───── Provided records ─────

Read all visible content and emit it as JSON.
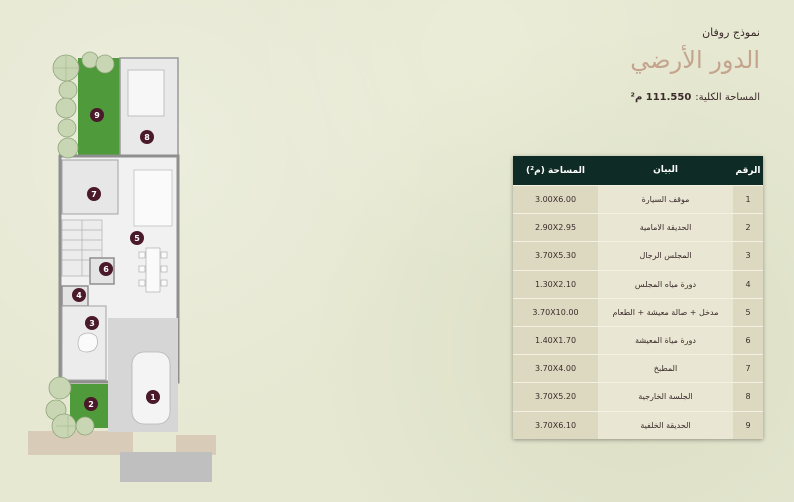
{
  "header": {
    "model_name": "نموذج روفان",
    "floor_title": "الدور الأرضي",
    "total_area_label": "المساحة الكلية:",
    "total_area_value": "111.550 م²"
  },
  "table": {
    "columns": {
      "num": "الرقم",
      "desc": "البيان",
      "area": "المساحة (م²)"
    },
    "rows": [
      {
        "num": "1",
        "desc": "موقف السيارة",
        "area": "3.00X6.00"
      },
      {
        "num": "2",
        "desc": "الحديقة الامامية",
        "area": "2.90X2.95"
      },
      {
        "num": "3",
        "desc": "المجلس الرجال",
        "area": "3.70X5.30"
      },
      {
        "num": "4",
        "desc": "دورة مياه المجلس",
        "area": "1.30X2.10"
      },
      {
        "num": "5",
        "desc": "مدخل + صالة معيشة + الطعام",
        "area": "3.70X10.00"
      },
      {
        "num": "6",
        "desc": "دورة مياة المعيشة",
        "area": "1.40X1.70"
      },
      {
        "num": "7",
        "desc": "المطبخ",
        "area": "3.70X4.00"
      },
      {
        "num": "8",
        "desc": "الجلسة الخارجية",
        "area": "3.70X5.20"
      },
      {
        "num": "9",
        "desc": "الحديقة الخلفية",
        "area": "3.70X6.10"
      }
    ]
  },
  "plan": {
    "markers": [
      "1",
      "2",
      "3",
      "4",
      "5",
      "6",
      "7",
      "8",
      "9"
    ]
  },
  "colors": {
    "background": "#e6e8d2",
    "title": "#c4a48d",
    "table_header": "#0f2b25",
    "marker": "#4a1a2a",
    "garden": "#4f9a3a"
  }
}
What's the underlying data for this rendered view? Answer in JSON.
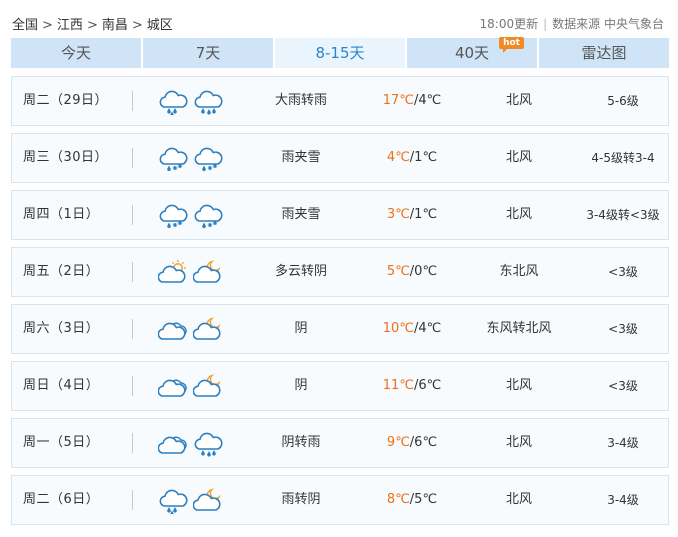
{
  "breadcrumb": {
    "items": [
      "全国",
      "江西",
      "南昌",
      "城区"
    ],
    "separator": ">"
  },
  "meta": {
    "update_time": "18:00更新",
    "source": "数据来源 中央气象台"
  },
  "tabs": [
    {
      "label": "今天",
      "active": false
    },
    {
      "label": "7天",
      "active": false
    },
    {
      "label": "8-15天",
      "active": true
    },
    {
      "label": "40天",
      "active": false,
      "badge": "hot"
    },
    {
      "label": "雷达图",
      "active": false
    }
  ],
  "days": [
    {
      "date": "周二（29日）",
      "icons": [
        "heavy-rain-icon",
        "rain-icon"
      ],
      "weather": "大雨转雨",
      "high": "17℃",
      "low": "/4℃",
      "wind_dir": "北风",
      "wind_level": "5-6级"
    },
    {
      "date": "周三（30日）",
      "icons": [
        "sleet-icon",
        "sleet-icon"
      ],
      "weather": "雨夹雪",
      "high": "4℃",
      "low": "/1℃",
      "wind_dir": "北风",
      "wind_level": "4-5级转3-4"
    },
    {
      "date": "周四（1日）",
      "icons": [
        "sleet-icon",
        "sleet-icon"
      ],
      "weather": "雨夹雪",
      "high": "3℃",
      "low": "/1℃",
      "wind_dir": "北风",
      "wind_level": "3-4级转<3级"
    },
    {
      "date": "周五（2日）",
      "icons": [
        "partly-cloudy-icon",
        "night-cloudy-icon"
      ],
      "weather": "多云转阴",
      "high": "5℃",
      "low": "/0℃",
      "wind_dir": "东北风",
      "wind_level": "<3级"
    },
    {
      "date": "周六（3日）",
      "icons": [
        "overcast-icon",
        "night-cloudy-icon"
      ],
      "weather": "阴",
      "high": "10℃",
      "low": "/4℃",
      "wind_dir": "东风转北风",
      "wind_level": "<3级"
    },
    {
      "date": "周日（4日）",
      "icons": [
        "overcast-icon",
        "night-cloudy-icon"
      ],
      "weather": "阴",
      "high": "11℃",
      "low": "/6℃",
      "wind_dir": "北风",
      "wind_level": "<3级"
    },
    {
      "date": "周一（5日）",
      "icons": [
        "overcast-icon",
        "rain-icon"
      ],
      "weather": "阴转雨",
      "high": "9℃",
      "low": "/6℃",
      "wind_dir": "北风",
      "wind_level": "3-4级"
    },
    {
      "date": "周二（6日）",
      "icons": [
        "heavy-rain-icon",
        "night-cloudy-icon"
      ],
      "weather": "雨转阴",
      "high": "8℃",
      "low": "/5℃",
      "wind_dir": "北风",
      "wind_level": "3-4级"
    }
  ],
  "colors": {
    "accent": "#2a86d1",
    "tab_bg": "#cfe5f7",
    "tab_active_bg": "#e9f4fd",
    "temp_high": "#f06d19",
    "icon_stroke": "#2d7fc0",
    "hot_badge": "#f08a24"
  }
}
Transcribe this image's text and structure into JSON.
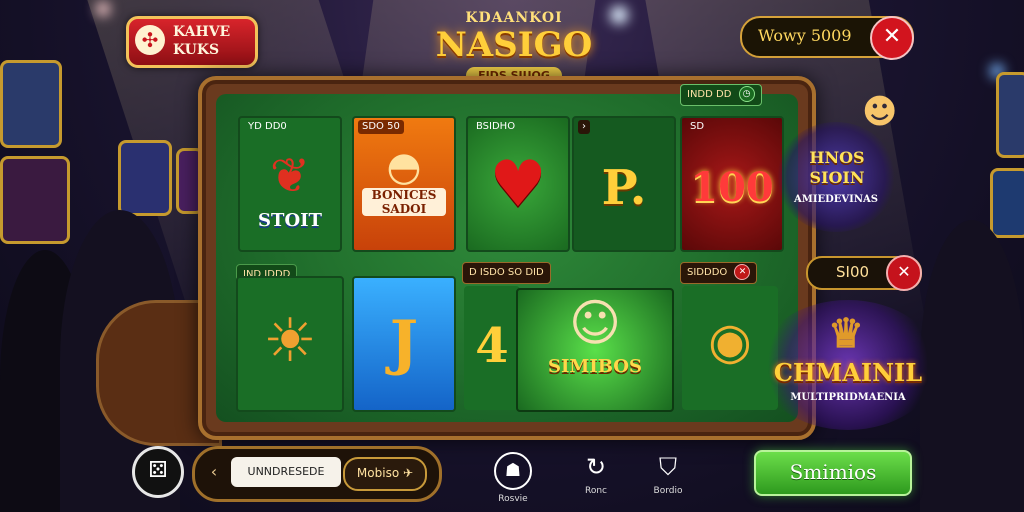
{
  "colors": {
    "felt": "#1e6a2a",
    "frame": "#6a3a1e",
    "gold": "#ffcf3a",
    "red": "#d2141e",
    "play_green": "#3fb82a"
  },
  "top_left_badge": {
    "icon": "clover-icon",
    "line1": "KAHVE",
    "line2": "KUKS"
  },
  "logo": {
    "top": "KDAANKOI",
    "main": "NASIGO",
    "sub": "EIDS SIUOG"
  },
  "win_pill": {
    "label": "Wowy 5009",
    "close_icon": "close-icon"
  },
  "board": {
    "corner_chip": {
      "label": "INDD DD",
      "icon": "clock-icon"
    },
    "tiles_row1": [
      {
        "header": "YD DD0",
        "caption": "STOIT",
        "icon": "leaf-icon"
      },
      {
        "header": "SDO 50",
        "caption": "BONICES SADOI",
        "icon": "food-bowl-icon"
      },
      {
        "header": "BSIDHO",
        "caption": "",
        "icon": "heart-icon"
      },
      {
        "header": "",
        "caption": "P.",
        "icon": "letter-p-icon"
      },
      {
        "header": "SD",
        "caption": "100",
        "icon": "number-100-icon"
      }
    ],
    "tiles_row2": [
      {
        "header": "IND IDDD",
        "caption": "",
        "icon": "lion-icon"
      },
      {
        "header": "",
        "caption": "",
        "icon": "golden-j-icon"
      },
      {
        "header": "",
        "caption": "4",
        "icon": "number-4-icon"
      },
      {
        "header": "",
        "caption": "SIMIBOS",
        "icon": "mascot-icon"
      },
      {
        "header": "SIDDDO",
        "caption": "",
        "icon": "gem-ring-icon"
      }
    ],
    "mid_chip": "D ISDO SO DID",
    "right_chip": "SIDDDO"
  },
  "promo_top": {
    "title": "HNOS SIOIN",
    "subtitle": "AMIEDEVINAS"
  },
  "side_pill": {
    "label": "SI00",
    "close_icon": "close-icon"
  },
  "promo_bottom": {
    "title": "CHMAINIL",
    "subtitle": "MULTIPRIDMAENIA"
  },
  "bottom_bar": {
    "left_icon": "dice-icon",
    "slider_field": "UNNDRESEDE",
    "slider_value": "Mobiso",
    "icons": [
      {
        "icon": "robot-icon",
        "label": "Rosvie"
      },
      {
        "icon": "refresh-icon",
        "label": "Ronc"
      },
      {
        "icon": "shield-icon",
        "label": "Bordio"
      }
    ],
    "play_label": "Smimios"
  }
}
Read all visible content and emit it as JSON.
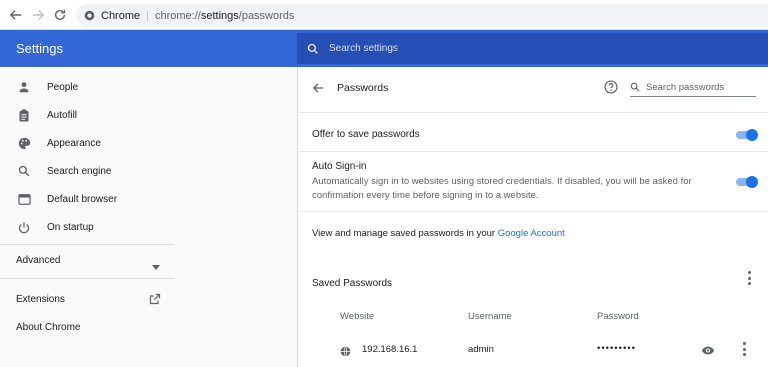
{
  "browser": {
    "site_name": "Chrome",
    "url_host": "chrome://",
    "url_path_bold": "settings",
    "url_path": "/passwords"
  },
  "header": {
    "title": "Settings",
    "search_placeholder": "Search settings"
  },
  "sidebar": {
    "items": [
      {
        "label": "People",
        "icon": "person-icon"
      },
      {
        "label": "Autofill",
        "icon": "clipboard-icon"
      },
      {
        "label": "Appearance",
        "icon": "palette-icon"
      },
      {
        "label": "Search engine",
        "icon": "search-icon"
      },
      {
        "label": "Default browser",
        "icon": "browser-icon"
      },
      {
        "label": "On startup",
        "icon": "power-icon"
      }
    ],
    "advanced_label": "Advanced",
    "extensions_label": "Extensions",
    "about_label": "About Chrome"
  },
  "passwords": {
    "title": "Passwords",
    "search_placeholder": "Search passwords",
    "offer_label": "Offer to save passwords",
    "offer_enabled": true,
    "autosignin_label": "Auto Sign-in",
    "autosignin_desc_1": "Automatically sign in to websites using stored credentials. If disabled, you will be asked for",
    "autosignin_desc_2": "confirmation every time before signing in to a website.",
    "autosignin_enabled": true,
    "manage_text": "View and manage saved passwords in your ",
    "manage_link": "Google Account",
    "saved_title": "Saved Passwords",
    "columns": {
      "website": "Website",
      "username": "Username",
      "password": "Password"
    },
    "entries": [
      {
        "website": "192.168.16.1",
        "username": "admin",
        "password": "•••••••••"
      }
    ]
  },
  "colors": {
    "header_bg": "#3367d6",
    "accent": "#1a73e8",
    "sidebar_bg": "#f8f9fa"
  }
}
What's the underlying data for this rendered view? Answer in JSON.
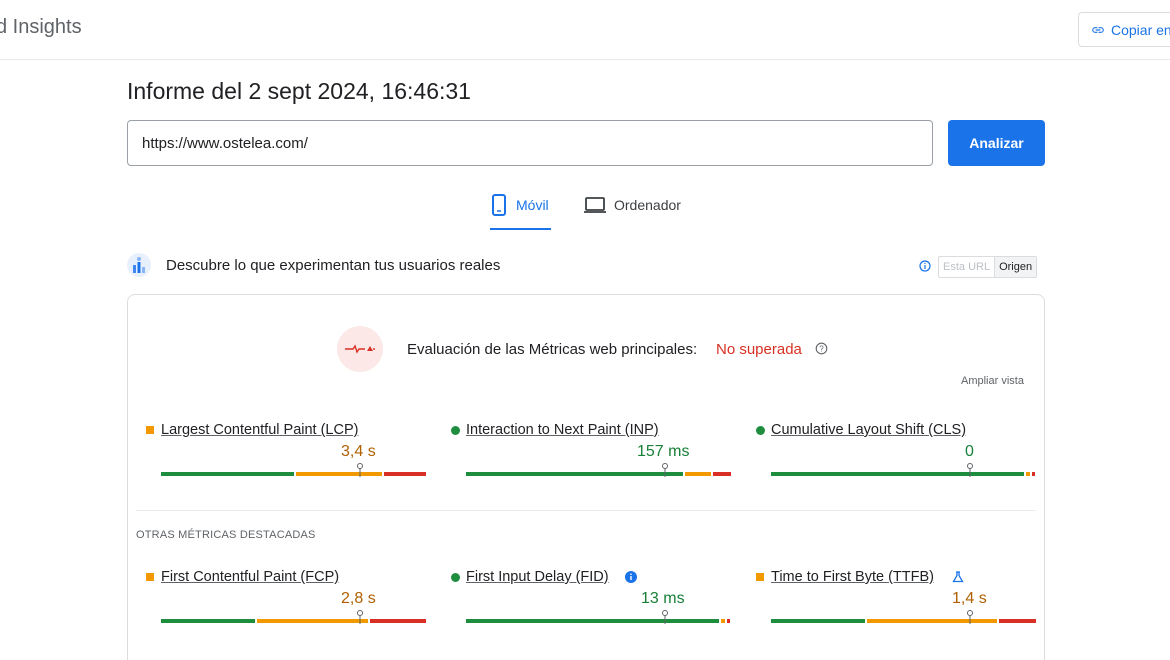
{
  "header": {
    "app_title": "d Insights",
    "copy_label": "Copiar en"
  },
  "report": {
    "title": "Informe del 2 sept 2024, 16:46:31"
  },
  "search": {
    "url_value": "https://www.ostelea.com/",
    "analyze_label": "Analizar"
  },
  "tabs": [
    {
      "label": "Móvil",
      "icon": "smartphone-icon",
      "selected": true
    },
    {
      "label": "Ordenador",
      "icon": "laptop-icon",
      "selected": false
    }
  ],
  "crux": {
    "heading": "Descubre lo que experimentan tus usuarios reales",
    "toggle_url": "Esta URL",
    "toggle_origin": "Origen",
    "selected": "Origen"
  },
  "assessment": {
    "label": "Evaluación de las Métricas web principales:",
    "result": "No superada",
    "expand_label": "Ampliar vista"
  },
  "core_metrics": [
    {
      "name": "Largest Contentful Paint (LCP)",
      "value": "3,4 s",
      "status": "needs-improvement",
      "segments": [
        0.5,
        0.33,
        0.17
      ],
      "marker": 0.75
    },
    {
      "name": "Interaction to Next Paint (INP)",
      "value": "157 ms",
      "status": "good",
      "segments": [
        0.83,
        0.1,
        0.07
      ],
      "marker": 0.75
    },
    {
      "name": "Cumulative Layout Shift (CLS)",
      "value": "0",
      "status": "good",
      "segments": [
        0.96,
        0.02,
        0.02
      ],
      "marker": 0.75
    }
  ],
  "other_section_label": "OTRAS MÉTRICAS DESTACADAS",
  "other_metrics": [
    {
      "name": "First Contentful Paint (FCP)",
      "value": "2,8 s",
      "status": "needs-improvement",
      "segments": [
        0.36,
        0.42,
        0.22
      ],
      "marker": 0.75
    },
    {
      "name": "First Input Delay (FID)",
      "value": "13 ms",
      "status": "good",
      "extra_icon": "info-icon",
      "segments": [
        0.96,
        0.02,
        0.02
      ],
      "marker": 0.75
    },
    {
      "name": "Time to First Byte (TTFB)",
      "value": "1,4 s",
      "status": "needs-improvement",
      "extra_icon": "flask-icon",
      "segments": [
        0.36,
        0.5,
        0.14
      ],
      "marker": 0.75
    }
  ],
  "colors": {
    "accent": "#1a73e8",
    "good": "#1e8e3e",
    "needs_improvement": "#f29900",
    "poor": "#d93025"
  }
}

─────

Task details » Track down every line with the word "number" and copy it.

Solution for this task »
        "icon": "number-100-icon"
        "icon": "number-4-icon"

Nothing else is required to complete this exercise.